● **TEXT FOR ANALYSIS**:
- - - -
Skip to main content
Version: Main branch

Connect API

Connecting to your data is the first step in any Superduper program in Python.

Basic usage​

Connecting to your data with Superduper is possible with a single command:

from superduper import superduper

db = superduper('<db_type>://<location>')

For example to connect to the test_db database in a MongoDB instance running on localhost do:

db = superduper('mongodb://localhost:27017/test_db')
important

The object db, returned by this command is a superduper.base.datalayer.Datalayer instance, which contains all functionality needed to interact with your data with Superduper.

In the remainder of the documentation, db is referred to without additional explanation.

Fine grained connection​

More specific connection parameters may be passed as keyword attributes. The possible parameters are defined in the dataclass superduper.base.config.Config, which also holds the default values for all Superduper configurations. For example, to use an alternative metadata store (where Component metadata and parameters are stored), use:

db = superduper('mongodb://localhost:27017/test_db', metadata='mongodb://localhost:27017/meta_db')

Using a config file​

To reuse configurations in multiple programs and to separate configuration from Python code, developers may use a configuration file in .yaml format. To specify a configuration file, developers must set the SUPERDUPER_CONFIG=<path-to-config>.yaml environment variable. Here is an example:

# Where large data blobs/ files are saved
artifact_store: filesystem://<path-to-artifact-store>

# How to encode binary data
bytes_encoding: Bytes
# bytes_encoding: Base64

# The base database you would like to connect to
data_backend: <databackend-uri>

# Settings for randomly assigning train/valid folds
fold_probability: 0.05

# Where lance indexes will be saved
lance_home: .superduper/vector_indices

# Log level to be shown to stdout
log_level: INFO
logging_type: SYSTEM

# Database to save meta-data in (defaults to `data_backend`)
metadata_store: null

# Settings for failed API requests
retries:
stop_after_attempt: 2
wait_max: 10.0
wait_min: 4.0
wait_multiplier: 1.0

Once the SUPERDUPER_CONFIG variable has been set, no parameters are required to build the connection:

db = superduper()

Using environment variables​

In some instances it may be more convenient to work with environment variables. These may be used as alternative or overrides to configurations in the config file. For example to change the connection to primary data do:

$ export SUPERDUPER_DATA_BACKEND='mongodb://localhost:27018/documents'
- - - -
● **INFORMATION GIVEN**:
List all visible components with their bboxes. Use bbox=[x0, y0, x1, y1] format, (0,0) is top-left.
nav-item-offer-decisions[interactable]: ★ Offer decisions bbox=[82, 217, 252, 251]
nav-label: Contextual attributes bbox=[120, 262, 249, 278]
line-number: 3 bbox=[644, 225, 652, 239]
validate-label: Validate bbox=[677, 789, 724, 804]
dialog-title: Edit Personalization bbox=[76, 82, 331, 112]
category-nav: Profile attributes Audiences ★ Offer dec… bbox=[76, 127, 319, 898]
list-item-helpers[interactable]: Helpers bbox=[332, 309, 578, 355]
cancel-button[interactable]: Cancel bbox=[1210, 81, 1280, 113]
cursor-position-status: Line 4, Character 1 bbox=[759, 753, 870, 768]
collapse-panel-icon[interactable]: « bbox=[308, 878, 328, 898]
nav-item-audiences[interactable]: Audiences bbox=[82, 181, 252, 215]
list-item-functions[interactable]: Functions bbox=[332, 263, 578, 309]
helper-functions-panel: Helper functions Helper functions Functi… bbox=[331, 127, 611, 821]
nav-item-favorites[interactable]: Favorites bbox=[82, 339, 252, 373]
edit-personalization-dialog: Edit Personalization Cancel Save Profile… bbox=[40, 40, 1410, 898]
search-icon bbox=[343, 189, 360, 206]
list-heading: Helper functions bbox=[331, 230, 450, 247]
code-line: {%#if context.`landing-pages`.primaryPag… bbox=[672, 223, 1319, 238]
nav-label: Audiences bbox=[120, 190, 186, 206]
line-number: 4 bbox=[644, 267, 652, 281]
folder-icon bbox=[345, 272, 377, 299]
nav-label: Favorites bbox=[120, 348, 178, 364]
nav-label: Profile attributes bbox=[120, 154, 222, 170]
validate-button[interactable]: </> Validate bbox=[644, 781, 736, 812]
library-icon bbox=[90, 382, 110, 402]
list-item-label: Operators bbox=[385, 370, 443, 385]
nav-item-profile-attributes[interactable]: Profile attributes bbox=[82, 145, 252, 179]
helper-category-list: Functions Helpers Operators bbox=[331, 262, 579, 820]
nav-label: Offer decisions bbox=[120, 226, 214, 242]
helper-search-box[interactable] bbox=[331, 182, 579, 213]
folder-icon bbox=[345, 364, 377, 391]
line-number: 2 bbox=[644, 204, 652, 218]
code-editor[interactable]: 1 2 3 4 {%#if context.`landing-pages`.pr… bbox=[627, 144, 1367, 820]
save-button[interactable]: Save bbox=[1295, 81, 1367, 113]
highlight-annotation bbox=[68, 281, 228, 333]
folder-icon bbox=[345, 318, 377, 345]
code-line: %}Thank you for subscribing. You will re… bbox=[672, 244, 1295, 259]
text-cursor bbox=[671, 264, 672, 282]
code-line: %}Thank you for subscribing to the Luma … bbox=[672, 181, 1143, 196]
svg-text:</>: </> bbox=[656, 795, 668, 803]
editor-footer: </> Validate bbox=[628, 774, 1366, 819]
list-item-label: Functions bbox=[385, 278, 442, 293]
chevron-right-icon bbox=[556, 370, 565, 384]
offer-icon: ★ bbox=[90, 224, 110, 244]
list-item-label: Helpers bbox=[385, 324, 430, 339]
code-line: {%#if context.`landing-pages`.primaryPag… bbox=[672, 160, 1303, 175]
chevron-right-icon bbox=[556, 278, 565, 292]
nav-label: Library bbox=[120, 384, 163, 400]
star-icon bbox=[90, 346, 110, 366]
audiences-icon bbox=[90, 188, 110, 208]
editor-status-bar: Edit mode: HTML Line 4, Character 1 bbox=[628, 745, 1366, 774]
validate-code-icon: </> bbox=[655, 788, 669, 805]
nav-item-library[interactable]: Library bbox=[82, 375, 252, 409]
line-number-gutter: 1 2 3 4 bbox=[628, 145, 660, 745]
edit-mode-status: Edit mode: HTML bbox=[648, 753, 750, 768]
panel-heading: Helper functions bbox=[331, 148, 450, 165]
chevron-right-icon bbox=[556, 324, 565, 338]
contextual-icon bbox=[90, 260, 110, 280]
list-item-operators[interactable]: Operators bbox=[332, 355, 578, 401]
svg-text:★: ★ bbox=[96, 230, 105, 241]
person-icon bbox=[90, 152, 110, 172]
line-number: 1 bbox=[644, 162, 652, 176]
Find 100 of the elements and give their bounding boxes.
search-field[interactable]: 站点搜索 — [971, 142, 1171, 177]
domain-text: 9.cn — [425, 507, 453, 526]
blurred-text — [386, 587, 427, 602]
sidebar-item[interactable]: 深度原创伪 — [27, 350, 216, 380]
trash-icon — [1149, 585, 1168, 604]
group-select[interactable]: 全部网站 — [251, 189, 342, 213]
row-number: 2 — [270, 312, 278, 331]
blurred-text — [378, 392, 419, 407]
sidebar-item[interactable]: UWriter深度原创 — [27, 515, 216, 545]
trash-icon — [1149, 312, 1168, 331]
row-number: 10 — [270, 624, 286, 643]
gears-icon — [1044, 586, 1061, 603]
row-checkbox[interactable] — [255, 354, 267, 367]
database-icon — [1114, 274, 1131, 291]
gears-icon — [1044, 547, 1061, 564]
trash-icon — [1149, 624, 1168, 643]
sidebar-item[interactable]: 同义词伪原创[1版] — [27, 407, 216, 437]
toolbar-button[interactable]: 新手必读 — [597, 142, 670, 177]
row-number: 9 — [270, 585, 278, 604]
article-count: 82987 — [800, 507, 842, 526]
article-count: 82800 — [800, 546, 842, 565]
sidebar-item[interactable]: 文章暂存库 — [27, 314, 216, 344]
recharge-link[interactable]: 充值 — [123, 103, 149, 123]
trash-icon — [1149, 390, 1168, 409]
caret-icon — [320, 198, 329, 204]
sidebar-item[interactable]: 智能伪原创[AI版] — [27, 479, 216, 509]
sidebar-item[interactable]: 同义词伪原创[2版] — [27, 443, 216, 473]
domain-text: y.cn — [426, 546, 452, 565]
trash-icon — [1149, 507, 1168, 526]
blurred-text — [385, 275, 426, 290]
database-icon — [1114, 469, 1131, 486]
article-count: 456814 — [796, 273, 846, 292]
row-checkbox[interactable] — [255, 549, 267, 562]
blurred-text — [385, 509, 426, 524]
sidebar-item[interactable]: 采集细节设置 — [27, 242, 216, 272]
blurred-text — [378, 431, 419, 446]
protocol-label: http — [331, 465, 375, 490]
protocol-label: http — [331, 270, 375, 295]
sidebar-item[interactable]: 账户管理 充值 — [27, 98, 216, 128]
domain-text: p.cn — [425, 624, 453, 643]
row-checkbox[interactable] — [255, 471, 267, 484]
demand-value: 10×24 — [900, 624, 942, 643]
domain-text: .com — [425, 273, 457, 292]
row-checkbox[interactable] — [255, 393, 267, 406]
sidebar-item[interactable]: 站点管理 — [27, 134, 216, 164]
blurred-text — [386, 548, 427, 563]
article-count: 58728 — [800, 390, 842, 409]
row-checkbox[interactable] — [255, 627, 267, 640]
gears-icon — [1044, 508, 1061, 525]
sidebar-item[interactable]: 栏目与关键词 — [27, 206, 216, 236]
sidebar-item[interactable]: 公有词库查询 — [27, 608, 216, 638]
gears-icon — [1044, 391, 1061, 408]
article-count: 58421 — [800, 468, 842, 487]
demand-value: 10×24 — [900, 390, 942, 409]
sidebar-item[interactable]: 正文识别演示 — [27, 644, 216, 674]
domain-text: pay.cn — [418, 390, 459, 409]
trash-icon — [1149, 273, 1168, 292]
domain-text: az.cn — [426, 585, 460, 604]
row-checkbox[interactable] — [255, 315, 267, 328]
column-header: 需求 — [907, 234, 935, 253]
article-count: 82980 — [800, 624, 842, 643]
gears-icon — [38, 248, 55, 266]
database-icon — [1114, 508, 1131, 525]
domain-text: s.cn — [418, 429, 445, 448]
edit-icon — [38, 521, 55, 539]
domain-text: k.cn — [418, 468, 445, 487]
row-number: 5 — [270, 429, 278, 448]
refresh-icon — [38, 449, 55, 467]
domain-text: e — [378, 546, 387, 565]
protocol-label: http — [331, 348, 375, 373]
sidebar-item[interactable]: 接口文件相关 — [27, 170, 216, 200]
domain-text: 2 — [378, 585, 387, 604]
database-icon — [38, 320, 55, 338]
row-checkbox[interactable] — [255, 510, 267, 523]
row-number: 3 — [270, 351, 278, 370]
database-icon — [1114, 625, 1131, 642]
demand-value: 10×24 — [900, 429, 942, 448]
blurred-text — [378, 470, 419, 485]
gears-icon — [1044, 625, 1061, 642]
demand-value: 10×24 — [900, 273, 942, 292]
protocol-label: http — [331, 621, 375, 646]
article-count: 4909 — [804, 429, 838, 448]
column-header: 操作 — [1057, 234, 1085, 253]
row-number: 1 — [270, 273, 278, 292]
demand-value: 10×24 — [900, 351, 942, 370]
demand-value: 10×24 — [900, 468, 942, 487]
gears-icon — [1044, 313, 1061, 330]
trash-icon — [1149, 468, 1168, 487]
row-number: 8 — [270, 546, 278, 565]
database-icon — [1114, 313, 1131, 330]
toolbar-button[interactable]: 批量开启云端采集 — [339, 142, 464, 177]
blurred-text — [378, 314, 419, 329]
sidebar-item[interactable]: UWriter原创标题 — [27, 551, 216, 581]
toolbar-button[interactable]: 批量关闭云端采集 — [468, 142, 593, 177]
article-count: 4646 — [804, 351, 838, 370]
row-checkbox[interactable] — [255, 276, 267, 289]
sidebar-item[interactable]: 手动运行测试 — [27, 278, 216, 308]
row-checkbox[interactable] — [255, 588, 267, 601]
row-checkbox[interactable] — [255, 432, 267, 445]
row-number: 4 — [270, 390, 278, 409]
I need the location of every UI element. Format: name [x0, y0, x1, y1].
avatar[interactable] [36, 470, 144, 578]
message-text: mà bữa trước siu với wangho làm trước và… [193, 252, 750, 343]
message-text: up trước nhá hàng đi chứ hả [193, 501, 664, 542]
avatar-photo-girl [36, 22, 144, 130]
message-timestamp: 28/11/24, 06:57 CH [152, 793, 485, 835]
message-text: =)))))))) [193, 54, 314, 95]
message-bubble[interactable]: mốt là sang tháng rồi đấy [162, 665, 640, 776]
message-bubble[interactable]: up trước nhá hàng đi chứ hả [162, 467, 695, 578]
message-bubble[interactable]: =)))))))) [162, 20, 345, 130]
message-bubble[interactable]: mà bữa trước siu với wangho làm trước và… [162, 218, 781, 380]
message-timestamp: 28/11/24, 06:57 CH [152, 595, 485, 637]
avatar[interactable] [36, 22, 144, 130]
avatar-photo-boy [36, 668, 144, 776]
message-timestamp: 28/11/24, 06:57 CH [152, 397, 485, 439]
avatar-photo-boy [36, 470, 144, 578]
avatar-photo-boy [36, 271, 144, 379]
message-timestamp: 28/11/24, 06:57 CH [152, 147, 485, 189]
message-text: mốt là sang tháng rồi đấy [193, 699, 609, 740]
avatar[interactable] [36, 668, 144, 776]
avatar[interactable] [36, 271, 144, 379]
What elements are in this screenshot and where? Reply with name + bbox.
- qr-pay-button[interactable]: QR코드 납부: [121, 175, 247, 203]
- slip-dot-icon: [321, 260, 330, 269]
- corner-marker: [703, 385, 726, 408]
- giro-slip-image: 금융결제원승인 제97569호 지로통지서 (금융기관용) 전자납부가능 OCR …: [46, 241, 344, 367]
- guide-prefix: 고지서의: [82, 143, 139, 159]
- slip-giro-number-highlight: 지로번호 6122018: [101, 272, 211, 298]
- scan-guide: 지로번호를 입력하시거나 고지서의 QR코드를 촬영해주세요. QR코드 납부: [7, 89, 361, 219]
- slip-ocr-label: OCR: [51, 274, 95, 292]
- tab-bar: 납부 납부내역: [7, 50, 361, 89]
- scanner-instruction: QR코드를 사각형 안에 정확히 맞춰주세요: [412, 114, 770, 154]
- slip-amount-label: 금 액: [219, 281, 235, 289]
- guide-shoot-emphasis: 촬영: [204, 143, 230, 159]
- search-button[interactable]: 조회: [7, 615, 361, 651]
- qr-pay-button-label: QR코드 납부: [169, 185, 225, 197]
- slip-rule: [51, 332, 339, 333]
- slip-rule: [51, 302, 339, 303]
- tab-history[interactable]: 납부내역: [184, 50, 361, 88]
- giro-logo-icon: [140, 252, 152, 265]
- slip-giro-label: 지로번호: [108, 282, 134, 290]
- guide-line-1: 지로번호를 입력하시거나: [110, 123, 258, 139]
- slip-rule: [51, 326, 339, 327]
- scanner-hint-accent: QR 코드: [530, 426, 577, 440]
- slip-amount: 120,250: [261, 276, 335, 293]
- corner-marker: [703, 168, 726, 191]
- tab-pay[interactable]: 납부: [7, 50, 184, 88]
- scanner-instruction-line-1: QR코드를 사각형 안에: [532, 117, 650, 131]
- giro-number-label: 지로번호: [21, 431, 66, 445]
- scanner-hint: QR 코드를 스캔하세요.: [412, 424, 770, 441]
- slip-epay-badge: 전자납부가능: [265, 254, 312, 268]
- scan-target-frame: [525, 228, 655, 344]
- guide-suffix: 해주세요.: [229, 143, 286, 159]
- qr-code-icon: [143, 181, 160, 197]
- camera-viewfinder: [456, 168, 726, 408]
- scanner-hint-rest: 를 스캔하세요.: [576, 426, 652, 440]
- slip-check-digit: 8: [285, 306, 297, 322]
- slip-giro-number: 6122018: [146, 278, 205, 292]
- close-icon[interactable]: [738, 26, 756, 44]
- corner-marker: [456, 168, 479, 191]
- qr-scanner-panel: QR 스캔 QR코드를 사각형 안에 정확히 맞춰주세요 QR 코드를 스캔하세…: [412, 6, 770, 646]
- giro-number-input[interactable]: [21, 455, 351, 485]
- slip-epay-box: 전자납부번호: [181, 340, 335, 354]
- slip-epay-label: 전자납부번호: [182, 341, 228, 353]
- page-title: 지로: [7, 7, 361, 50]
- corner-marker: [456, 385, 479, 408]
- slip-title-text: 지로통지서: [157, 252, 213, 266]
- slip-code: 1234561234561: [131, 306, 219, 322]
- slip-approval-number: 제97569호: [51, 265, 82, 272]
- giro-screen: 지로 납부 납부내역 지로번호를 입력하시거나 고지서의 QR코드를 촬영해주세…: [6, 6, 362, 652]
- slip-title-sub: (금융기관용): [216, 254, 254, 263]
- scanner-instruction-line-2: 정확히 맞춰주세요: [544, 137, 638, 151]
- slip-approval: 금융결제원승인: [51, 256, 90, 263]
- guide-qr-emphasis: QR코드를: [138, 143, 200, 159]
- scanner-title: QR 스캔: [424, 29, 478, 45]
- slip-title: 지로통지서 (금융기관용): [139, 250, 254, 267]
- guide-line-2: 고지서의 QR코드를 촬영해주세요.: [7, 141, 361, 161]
- - - -
● **TASK INSTRUCTIONS**:
• 1. Answer these questions from the Connect API page:
(a) What class is the object db an instance of?
(b) Which environment variable must be set to specify a configuration file?
(c) What value does the example configuration file give for fold_probability?
• 2. Duplicate the part of the Connect API page starting at "db = superduper('mongodb://localhost:27017/test_db')" and ending at "without additional explanation.".
• 3. List every setting nested under retries in the example configuration file on the Connect API page.

● **SOLUTIONS TO THE EXERCISE**:
• 1.
(a) superduper.base.datalayer.Datalayer
(b) SUPERDUPER_CONFIG
(c) 0.05

• 2.
db = superduper('mongodb://localhost:27017/test_db')
important

The object db, returned by this command is a superduper.base.datalayer.Datalayer instance, which contains all functionality needed to interact with your data with Superduper.

In the remainder of the documentation, db is referred to without additional explanation.

• 3.
stop_after_attempt
wait_max
wait_min
wait_multiplier